[Records]
---------------

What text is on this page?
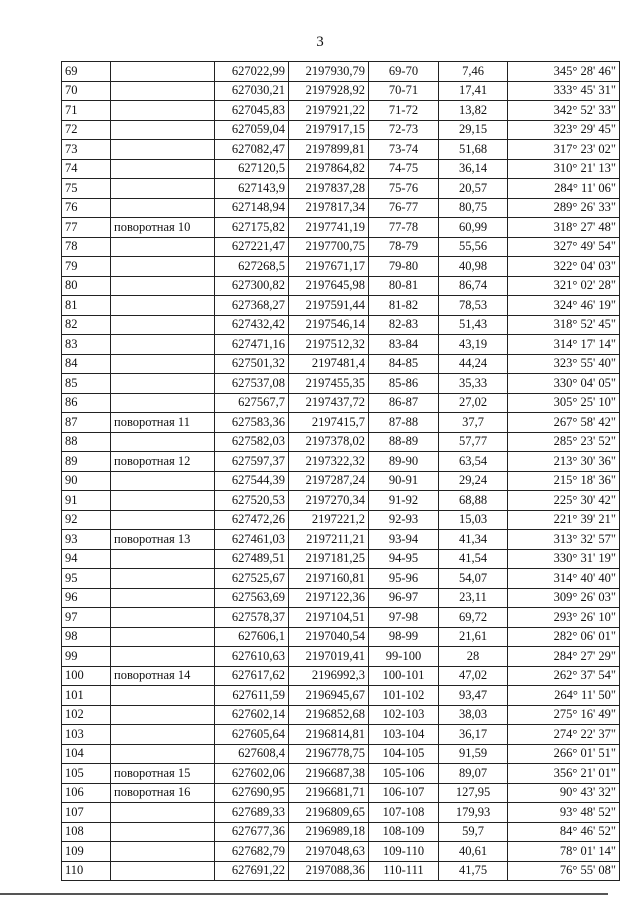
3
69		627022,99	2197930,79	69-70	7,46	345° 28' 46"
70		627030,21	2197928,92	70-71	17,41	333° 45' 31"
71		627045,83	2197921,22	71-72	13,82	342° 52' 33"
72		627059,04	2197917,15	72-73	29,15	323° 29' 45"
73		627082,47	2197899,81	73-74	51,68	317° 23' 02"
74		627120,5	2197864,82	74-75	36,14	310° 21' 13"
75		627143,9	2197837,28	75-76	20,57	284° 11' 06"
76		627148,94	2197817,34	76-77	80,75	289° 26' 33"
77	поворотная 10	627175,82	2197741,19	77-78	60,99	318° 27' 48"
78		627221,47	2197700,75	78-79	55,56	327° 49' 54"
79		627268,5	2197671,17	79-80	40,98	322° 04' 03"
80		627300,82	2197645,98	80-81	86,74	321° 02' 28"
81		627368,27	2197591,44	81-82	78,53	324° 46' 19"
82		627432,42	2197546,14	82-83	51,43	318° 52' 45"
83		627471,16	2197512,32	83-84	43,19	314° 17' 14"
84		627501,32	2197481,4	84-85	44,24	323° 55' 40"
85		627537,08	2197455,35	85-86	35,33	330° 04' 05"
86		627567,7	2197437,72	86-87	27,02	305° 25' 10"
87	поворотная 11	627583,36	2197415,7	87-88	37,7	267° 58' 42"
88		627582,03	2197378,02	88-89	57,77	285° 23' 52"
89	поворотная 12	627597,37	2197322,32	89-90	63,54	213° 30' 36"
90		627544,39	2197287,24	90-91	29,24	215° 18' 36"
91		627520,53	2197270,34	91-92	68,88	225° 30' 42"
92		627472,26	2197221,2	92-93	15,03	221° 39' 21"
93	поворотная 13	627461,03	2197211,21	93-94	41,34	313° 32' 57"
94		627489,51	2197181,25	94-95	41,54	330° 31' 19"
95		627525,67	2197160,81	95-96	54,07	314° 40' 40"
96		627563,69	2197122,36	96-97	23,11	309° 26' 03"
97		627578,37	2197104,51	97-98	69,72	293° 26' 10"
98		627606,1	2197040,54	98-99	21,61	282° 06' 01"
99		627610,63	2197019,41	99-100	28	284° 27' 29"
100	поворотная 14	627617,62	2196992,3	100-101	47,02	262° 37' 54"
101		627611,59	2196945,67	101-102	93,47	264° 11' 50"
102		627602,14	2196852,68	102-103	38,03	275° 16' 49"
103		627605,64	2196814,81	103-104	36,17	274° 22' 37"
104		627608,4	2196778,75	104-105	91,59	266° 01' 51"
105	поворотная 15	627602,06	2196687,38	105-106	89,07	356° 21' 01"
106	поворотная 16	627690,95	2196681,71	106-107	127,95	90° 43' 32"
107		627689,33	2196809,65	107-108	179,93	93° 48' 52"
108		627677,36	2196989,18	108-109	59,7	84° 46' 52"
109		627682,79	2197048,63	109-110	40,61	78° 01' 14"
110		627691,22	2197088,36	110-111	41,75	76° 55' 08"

---------------

Directions for this task: From the records above, copy every line that holds the word "поворотная".

Complete output:
77	поворотная 10	627175,82	2197741,19	77-78	60,99	318° 27' 48"
87	поворотная 11	627583,36	2197415,7	87-88	37,7	267° 58' 42"
89	поворотная 12	627597,37	2197322,32	89-90	63,54	213° 30' 36"
93	поворотная 13	627461,03	2197211,21	93-94	41,34	313° 32' 57"
100	поворотная 14	627617,62	2196992,3	100-101	47,02	262° 37' 54"
105	поворотная 15	627602,06	2196687,38	105-106	89,07	356° 21' 01"
106	поворотная 16	627690,95	2196681,71	106-107	127,95	90° 43' 32"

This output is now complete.